[Set problem] Records follow. Select each line holding "JSON".

[Data]
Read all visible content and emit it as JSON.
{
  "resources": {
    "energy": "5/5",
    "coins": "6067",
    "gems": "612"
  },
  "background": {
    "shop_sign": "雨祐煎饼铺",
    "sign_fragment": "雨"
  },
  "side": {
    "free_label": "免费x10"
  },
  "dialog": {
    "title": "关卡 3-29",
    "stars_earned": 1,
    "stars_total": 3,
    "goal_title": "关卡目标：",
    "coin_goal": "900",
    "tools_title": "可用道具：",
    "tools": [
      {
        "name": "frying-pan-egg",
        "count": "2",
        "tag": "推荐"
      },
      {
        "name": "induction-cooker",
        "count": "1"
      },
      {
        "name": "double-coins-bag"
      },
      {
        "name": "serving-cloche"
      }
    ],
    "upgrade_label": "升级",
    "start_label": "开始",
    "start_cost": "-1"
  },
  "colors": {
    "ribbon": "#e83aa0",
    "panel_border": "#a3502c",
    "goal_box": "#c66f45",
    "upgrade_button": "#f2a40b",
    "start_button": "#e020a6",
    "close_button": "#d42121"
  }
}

...

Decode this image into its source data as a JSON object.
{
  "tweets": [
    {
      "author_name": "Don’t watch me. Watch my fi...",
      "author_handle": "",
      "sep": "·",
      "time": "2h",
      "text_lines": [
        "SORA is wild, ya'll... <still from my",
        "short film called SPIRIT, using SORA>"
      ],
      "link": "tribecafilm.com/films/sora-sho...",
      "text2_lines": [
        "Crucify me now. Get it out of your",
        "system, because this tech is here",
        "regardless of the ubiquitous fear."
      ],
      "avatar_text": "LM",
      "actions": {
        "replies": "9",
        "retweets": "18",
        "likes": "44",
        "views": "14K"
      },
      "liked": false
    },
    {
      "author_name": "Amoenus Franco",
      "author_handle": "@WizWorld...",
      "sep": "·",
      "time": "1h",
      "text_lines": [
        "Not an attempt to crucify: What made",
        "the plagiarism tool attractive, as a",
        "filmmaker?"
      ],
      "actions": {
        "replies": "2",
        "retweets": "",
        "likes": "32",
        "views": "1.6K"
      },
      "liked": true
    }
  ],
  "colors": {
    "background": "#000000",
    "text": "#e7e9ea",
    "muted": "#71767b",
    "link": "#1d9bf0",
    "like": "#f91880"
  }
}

[Answer to the problem]
Read all visible content and emit it as JSON.
Decode this image into its source data as a JSON object.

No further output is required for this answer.